> Record list

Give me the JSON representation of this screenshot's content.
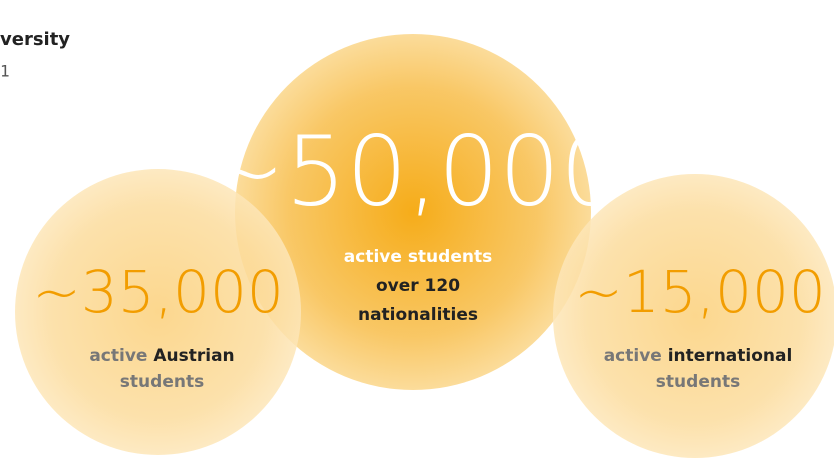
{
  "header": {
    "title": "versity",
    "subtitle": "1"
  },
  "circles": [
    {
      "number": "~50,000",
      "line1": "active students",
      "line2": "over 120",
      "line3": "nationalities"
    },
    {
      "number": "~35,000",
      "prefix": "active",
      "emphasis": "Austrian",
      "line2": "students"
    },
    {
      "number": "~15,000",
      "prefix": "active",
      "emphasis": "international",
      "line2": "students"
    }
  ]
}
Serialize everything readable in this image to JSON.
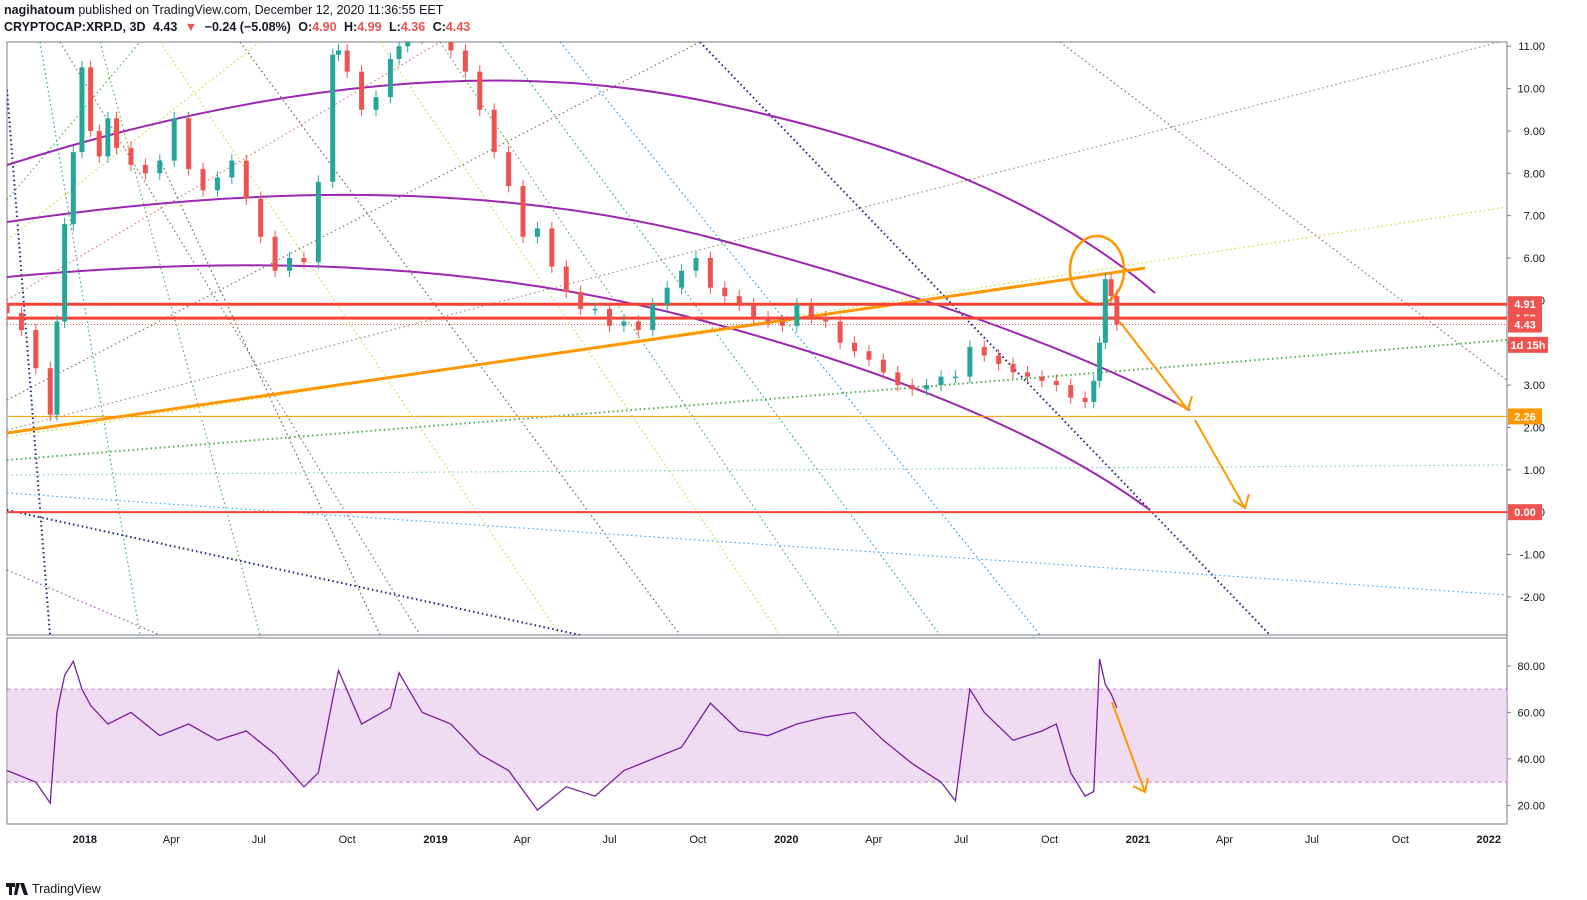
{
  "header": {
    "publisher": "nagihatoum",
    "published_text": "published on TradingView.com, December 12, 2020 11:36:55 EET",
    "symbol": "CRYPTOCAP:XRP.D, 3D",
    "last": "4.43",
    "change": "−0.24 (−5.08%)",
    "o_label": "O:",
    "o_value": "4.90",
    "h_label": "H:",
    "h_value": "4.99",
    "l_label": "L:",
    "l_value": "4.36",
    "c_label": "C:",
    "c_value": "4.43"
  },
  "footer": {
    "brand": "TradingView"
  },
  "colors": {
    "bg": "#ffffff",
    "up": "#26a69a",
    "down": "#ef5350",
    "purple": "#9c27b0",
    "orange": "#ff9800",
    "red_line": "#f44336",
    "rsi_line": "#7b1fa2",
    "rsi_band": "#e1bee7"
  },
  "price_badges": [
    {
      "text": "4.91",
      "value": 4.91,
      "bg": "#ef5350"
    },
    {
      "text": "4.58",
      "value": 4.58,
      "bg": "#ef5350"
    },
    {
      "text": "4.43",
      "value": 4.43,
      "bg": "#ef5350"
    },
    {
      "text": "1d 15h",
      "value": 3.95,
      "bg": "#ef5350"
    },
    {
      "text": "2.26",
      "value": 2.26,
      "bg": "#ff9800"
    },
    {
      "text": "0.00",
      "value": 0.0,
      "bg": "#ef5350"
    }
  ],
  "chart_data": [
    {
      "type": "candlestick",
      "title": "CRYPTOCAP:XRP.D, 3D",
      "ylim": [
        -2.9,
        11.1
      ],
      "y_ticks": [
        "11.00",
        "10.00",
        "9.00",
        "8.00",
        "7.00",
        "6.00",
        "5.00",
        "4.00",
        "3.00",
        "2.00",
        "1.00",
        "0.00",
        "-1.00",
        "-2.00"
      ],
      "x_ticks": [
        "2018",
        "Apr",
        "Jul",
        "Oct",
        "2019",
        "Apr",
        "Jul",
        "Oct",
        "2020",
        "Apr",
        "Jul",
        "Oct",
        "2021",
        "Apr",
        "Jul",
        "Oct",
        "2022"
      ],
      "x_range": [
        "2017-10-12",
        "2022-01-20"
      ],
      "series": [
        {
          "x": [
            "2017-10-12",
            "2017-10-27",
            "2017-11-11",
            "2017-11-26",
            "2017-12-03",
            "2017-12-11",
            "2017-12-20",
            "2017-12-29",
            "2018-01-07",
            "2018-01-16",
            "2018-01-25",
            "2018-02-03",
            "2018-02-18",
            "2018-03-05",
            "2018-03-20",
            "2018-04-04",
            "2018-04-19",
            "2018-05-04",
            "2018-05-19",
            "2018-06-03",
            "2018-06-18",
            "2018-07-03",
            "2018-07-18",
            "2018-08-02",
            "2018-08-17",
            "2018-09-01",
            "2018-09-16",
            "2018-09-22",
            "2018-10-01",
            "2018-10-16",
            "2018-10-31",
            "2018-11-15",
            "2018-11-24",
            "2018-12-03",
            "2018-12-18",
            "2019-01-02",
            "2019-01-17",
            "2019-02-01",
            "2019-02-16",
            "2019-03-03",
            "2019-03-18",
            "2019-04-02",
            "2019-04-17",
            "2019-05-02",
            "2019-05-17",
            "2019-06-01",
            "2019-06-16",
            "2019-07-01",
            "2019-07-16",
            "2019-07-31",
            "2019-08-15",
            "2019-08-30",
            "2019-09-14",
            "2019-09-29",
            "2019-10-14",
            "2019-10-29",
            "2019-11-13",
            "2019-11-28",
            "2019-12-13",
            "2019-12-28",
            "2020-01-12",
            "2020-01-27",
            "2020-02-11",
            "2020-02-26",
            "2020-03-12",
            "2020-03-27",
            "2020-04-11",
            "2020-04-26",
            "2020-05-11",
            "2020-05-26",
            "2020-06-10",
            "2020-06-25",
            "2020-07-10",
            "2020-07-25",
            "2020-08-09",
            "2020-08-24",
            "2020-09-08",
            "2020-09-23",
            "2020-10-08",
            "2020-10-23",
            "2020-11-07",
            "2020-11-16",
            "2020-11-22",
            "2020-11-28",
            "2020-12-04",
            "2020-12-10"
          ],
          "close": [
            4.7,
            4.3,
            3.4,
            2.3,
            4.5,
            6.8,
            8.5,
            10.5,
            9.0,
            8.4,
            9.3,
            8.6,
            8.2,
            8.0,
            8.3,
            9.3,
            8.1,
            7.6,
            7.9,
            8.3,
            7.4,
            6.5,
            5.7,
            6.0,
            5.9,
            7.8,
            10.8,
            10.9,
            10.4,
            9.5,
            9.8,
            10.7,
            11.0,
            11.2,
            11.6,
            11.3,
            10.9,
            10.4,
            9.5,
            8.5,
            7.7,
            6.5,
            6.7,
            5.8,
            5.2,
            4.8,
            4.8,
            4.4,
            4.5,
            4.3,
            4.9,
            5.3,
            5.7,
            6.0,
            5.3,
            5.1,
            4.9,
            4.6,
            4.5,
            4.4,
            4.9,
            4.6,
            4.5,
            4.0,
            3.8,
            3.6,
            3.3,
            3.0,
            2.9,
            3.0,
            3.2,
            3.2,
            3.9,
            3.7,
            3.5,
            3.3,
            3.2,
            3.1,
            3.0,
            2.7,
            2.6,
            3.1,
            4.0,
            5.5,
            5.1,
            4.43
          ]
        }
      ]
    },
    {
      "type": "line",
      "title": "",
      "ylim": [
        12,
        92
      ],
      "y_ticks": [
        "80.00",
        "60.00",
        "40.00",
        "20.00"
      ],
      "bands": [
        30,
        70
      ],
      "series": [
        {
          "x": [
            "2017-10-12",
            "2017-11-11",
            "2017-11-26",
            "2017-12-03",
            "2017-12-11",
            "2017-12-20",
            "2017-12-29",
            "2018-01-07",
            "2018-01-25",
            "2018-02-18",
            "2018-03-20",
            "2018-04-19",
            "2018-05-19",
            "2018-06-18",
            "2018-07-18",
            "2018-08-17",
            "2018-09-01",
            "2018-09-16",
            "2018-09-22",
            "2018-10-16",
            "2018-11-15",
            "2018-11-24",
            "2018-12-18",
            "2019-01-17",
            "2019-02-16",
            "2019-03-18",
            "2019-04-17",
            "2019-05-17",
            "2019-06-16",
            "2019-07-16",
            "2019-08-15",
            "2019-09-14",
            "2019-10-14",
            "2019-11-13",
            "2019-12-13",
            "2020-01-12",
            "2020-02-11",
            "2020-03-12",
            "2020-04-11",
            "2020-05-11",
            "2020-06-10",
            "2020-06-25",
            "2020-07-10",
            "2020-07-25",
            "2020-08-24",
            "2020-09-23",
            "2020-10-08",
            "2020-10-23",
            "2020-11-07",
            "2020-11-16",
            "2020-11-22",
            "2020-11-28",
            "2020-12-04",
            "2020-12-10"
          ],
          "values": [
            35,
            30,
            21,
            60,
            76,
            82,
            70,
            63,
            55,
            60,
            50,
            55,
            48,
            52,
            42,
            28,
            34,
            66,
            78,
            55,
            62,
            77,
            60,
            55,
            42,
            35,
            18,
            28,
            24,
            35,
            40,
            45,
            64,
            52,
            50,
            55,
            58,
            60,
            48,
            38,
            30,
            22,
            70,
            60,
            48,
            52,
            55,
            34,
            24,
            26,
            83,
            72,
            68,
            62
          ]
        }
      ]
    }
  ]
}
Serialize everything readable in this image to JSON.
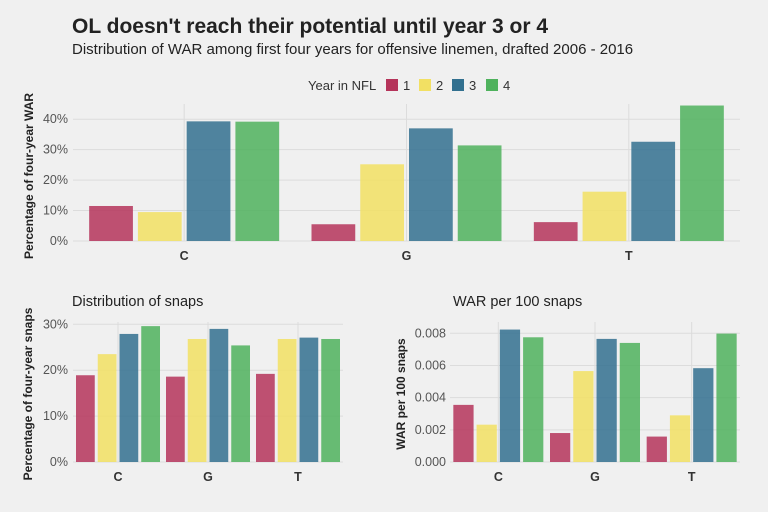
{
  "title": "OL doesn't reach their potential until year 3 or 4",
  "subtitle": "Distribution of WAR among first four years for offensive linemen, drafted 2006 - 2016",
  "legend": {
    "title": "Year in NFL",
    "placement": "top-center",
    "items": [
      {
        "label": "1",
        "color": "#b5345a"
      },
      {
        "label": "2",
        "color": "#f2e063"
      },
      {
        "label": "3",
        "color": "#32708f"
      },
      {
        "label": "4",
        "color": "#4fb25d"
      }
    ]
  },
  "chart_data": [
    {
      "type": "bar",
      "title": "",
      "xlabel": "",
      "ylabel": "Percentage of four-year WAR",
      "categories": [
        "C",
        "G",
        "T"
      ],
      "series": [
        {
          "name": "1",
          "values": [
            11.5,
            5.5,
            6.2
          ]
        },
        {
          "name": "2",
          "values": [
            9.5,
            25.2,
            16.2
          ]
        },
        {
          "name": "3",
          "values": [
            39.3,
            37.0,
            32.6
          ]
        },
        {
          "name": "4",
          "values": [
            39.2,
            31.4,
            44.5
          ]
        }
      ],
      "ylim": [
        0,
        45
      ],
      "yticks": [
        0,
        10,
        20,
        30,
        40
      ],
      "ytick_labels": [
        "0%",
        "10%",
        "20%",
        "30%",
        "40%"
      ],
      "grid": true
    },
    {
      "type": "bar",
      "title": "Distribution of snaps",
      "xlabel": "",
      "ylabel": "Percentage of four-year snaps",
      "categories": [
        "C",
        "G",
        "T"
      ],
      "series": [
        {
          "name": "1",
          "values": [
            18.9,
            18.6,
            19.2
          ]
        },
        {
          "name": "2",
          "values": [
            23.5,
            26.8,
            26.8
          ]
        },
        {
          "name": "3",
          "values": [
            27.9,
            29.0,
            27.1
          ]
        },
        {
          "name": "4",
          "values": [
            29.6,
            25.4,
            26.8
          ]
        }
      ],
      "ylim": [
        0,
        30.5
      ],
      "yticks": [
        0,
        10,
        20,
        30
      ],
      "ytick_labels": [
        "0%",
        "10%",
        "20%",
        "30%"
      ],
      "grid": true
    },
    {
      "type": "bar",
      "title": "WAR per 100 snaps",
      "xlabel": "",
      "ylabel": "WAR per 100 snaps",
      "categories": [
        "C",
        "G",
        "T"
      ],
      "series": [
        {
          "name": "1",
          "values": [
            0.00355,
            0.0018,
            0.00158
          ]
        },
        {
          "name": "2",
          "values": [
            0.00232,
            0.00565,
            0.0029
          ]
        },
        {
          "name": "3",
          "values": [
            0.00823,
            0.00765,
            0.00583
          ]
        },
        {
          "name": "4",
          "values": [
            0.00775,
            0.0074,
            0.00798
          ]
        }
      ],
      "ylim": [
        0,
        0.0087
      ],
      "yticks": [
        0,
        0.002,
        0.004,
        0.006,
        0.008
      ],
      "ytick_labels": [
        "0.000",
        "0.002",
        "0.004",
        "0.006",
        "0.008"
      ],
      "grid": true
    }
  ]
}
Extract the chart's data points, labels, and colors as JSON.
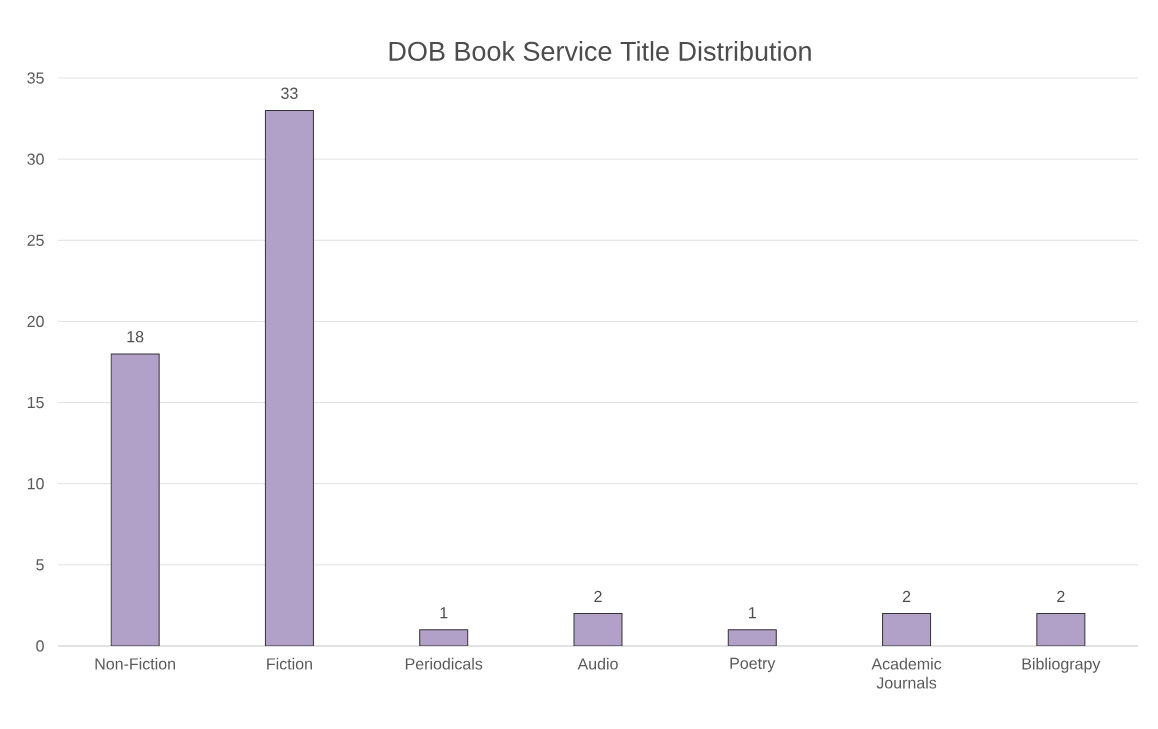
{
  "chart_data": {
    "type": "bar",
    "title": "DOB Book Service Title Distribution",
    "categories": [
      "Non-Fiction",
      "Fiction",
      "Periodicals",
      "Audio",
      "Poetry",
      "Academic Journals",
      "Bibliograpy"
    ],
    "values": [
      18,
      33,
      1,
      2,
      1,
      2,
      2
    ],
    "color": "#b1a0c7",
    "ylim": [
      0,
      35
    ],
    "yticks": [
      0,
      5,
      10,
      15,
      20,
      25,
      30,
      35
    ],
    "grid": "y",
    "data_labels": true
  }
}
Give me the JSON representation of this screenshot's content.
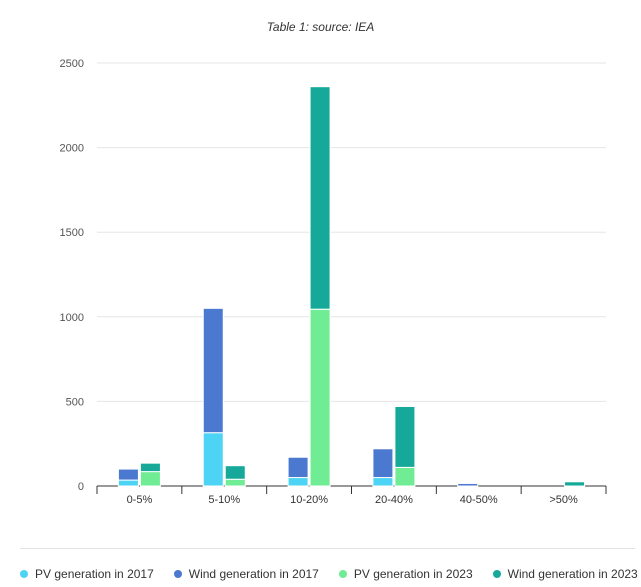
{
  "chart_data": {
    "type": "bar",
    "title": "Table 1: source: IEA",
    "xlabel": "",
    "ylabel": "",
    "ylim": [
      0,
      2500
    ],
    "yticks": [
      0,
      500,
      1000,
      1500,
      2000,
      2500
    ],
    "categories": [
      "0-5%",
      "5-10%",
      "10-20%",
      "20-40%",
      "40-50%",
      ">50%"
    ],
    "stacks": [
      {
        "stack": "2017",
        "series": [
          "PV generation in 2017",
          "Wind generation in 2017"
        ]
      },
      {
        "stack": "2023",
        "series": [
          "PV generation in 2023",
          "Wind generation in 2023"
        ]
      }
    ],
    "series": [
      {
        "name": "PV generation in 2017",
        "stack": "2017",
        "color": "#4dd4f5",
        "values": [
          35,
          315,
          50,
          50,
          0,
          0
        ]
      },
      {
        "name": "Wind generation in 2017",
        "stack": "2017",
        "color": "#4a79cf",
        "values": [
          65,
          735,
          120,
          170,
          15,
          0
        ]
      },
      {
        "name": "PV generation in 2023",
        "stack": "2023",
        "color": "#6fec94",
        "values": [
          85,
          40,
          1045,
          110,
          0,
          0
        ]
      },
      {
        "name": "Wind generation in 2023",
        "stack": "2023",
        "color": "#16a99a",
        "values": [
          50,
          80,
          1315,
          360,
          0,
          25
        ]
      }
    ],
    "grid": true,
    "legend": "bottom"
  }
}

> What to produce
Find every line of the data that holds the string "subtitle", then say how many there are and nothing else.

> Solution to the exercise
2